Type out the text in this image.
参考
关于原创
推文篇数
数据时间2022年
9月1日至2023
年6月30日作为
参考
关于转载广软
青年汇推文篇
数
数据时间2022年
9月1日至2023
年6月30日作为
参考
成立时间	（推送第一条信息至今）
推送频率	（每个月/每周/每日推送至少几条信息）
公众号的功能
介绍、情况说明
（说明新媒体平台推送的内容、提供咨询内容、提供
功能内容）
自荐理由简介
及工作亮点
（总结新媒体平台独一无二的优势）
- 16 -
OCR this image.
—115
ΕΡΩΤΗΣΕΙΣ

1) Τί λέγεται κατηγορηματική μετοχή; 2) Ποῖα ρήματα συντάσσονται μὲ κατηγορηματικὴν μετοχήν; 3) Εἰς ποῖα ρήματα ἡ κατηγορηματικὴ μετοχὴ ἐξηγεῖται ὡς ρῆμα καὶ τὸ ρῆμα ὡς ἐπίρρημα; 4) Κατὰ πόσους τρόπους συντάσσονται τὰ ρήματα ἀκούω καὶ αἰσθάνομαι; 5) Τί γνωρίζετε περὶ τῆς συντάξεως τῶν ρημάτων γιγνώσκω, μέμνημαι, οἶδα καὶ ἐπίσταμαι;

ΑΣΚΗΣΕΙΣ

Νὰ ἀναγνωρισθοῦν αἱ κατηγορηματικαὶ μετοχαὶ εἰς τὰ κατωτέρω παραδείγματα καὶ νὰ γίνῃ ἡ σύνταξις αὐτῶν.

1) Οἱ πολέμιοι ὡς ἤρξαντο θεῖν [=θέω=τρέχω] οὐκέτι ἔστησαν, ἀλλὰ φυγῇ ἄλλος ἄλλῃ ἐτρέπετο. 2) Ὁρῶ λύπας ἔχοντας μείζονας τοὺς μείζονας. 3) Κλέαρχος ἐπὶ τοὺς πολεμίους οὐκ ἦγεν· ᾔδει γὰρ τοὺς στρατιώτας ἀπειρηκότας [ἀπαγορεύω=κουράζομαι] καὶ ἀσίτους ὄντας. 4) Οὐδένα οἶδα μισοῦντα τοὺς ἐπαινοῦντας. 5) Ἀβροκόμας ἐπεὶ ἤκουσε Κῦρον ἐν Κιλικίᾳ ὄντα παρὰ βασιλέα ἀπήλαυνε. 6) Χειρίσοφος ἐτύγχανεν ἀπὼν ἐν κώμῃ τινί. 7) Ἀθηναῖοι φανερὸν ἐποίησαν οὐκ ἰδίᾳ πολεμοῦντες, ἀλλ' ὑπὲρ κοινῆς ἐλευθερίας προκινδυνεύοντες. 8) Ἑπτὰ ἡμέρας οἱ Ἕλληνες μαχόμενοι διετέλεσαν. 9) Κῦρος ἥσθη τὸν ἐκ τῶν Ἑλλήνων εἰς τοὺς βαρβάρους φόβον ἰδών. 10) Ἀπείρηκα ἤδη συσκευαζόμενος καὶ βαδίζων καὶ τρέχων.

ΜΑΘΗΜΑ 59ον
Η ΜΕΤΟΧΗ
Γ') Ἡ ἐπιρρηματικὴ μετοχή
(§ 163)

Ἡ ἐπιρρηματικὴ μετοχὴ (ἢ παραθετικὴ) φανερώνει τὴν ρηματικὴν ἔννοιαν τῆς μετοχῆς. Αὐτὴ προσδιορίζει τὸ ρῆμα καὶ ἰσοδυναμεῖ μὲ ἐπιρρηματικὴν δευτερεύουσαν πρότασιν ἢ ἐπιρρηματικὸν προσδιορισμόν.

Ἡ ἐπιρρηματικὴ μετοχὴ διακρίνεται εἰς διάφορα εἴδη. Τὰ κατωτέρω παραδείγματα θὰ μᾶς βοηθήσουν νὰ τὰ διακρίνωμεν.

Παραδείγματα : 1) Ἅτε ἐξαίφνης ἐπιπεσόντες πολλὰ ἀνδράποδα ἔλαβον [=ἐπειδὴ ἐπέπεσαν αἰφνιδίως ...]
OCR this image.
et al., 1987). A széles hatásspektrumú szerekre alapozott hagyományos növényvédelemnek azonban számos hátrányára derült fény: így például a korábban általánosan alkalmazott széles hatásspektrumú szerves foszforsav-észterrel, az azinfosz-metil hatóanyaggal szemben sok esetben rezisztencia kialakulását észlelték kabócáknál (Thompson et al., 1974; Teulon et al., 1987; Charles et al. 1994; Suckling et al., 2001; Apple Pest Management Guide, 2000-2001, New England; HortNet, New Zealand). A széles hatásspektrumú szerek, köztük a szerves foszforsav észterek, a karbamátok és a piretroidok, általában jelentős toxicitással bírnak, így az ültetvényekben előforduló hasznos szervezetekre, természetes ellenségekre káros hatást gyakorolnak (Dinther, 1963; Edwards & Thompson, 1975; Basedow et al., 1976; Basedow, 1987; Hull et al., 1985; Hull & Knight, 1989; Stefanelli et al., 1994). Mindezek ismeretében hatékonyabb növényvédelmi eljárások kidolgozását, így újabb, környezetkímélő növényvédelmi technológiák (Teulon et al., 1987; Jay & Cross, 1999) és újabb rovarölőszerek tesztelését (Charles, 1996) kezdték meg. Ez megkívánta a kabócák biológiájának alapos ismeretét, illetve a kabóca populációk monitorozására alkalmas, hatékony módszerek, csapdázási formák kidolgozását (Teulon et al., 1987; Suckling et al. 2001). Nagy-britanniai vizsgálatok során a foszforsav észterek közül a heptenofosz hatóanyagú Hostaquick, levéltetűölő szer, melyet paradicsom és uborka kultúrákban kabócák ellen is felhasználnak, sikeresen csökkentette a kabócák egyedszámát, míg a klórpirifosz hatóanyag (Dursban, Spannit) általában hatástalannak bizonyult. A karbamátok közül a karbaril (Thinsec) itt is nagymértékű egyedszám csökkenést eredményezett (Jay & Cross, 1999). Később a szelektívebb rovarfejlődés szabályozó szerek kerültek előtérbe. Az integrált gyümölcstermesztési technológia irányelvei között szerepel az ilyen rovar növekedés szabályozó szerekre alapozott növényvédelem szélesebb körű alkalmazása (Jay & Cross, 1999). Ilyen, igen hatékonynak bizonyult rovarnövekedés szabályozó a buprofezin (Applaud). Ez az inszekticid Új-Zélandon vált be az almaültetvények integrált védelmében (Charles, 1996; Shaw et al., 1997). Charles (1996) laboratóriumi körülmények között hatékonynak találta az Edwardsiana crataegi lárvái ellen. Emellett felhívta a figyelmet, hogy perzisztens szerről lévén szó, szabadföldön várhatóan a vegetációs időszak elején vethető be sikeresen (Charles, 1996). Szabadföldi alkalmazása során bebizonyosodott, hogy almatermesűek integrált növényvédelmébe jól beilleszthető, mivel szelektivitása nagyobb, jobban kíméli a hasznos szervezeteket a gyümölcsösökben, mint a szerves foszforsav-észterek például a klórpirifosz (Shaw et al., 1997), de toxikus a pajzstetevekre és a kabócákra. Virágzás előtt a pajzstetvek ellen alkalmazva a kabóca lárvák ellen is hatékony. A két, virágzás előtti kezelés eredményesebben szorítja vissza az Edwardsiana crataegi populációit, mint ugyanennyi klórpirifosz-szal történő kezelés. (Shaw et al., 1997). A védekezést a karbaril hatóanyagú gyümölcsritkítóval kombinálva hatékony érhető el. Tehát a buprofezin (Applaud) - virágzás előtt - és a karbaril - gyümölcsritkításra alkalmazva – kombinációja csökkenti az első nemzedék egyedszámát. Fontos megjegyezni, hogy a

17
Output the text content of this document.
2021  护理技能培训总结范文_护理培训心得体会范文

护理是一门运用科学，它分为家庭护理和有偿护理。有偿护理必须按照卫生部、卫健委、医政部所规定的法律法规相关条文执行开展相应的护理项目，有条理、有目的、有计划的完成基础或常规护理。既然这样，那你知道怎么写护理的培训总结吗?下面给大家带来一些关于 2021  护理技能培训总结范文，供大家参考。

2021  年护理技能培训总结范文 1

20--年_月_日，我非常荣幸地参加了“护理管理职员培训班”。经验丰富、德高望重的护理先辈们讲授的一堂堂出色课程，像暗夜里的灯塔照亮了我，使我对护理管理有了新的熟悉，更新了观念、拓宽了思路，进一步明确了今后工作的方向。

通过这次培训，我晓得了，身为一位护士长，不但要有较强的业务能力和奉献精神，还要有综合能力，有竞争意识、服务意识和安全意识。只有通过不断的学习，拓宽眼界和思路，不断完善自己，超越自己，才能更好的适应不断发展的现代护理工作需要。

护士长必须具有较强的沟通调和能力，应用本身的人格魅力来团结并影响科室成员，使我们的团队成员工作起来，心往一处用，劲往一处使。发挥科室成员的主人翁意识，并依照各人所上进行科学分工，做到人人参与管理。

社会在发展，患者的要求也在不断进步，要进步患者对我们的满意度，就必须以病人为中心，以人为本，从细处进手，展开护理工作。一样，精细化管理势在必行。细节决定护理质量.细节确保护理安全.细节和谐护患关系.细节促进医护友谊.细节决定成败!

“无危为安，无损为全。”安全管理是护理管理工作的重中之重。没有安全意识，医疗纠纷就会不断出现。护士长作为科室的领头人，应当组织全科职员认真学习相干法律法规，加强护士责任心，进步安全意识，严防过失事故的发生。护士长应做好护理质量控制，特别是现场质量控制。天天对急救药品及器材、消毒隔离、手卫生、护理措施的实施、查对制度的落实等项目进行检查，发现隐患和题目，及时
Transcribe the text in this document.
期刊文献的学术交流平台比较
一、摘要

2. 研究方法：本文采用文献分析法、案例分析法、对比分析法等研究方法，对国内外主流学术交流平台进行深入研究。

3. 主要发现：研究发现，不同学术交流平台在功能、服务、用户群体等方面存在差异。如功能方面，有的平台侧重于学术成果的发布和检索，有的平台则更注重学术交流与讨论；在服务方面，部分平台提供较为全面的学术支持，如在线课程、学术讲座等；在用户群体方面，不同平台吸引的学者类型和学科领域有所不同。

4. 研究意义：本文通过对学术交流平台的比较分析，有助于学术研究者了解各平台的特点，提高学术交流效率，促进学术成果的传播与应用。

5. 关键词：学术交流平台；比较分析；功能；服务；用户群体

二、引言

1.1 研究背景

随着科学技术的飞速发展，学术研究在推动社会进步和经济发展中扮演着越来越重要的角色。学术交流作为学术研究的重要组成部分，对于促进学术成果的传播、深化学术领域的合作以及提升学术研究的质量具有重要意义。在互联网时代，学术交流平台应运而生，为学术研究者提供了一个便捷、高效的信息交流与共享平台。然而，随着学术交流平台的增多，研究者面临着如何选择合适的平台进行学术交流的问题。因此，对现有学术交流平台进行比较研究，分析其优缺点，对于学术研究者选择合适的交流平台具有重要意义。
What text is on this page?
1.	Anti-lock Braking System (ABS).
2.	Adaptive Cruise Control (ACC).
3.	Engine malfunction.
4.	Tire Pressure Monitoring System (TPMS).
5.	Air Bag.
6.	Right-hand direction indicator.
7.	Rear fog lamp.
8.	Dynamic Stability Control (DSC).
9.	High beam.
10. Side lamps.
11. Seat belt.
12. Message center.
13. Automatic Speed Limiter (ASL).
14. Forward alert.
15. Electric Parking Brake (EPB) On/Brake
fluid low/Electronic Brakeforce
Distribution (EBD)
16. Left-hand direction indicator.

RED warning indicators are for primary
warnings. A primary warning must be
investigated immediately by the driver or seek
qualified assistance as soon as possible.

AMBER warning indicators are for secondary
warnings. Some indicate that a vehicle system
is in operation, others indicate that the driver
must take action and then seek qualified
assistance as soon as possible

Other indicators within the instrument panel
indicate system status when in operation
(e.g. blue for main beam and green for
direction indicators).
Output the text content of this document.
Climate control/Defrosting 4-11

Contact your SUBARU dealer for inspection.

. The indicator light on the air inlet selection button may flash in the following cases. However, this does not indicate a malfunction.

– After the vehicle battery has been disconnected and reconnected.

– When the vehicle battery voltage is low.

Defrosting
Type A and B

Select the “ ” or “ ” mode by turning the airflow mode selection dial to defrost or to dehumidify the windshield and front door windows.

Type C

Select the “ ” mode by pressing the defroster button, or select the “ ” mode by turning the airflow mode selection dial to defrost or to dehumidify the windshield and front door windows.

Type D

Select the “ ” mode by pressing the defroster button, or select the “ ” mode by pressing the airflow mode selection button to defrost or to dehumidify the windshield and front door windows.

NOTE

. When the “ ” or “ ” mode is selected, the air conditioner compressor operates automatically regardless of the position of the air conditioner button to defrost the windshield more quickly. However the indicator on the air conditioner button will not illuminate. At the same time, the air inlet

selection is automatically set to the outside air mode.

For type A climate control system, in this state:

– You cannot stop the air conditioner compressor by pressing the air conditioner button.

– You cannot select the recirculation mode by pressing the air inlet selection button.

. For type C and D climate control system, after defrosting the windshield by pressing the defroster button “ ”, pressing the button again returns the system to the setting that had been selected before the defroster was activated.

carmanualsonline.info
══════════════════════════════
* **Given instruction**: Lines of the listing that contain the word "driver" are to be counted; report only their number.

* **Full output**: 2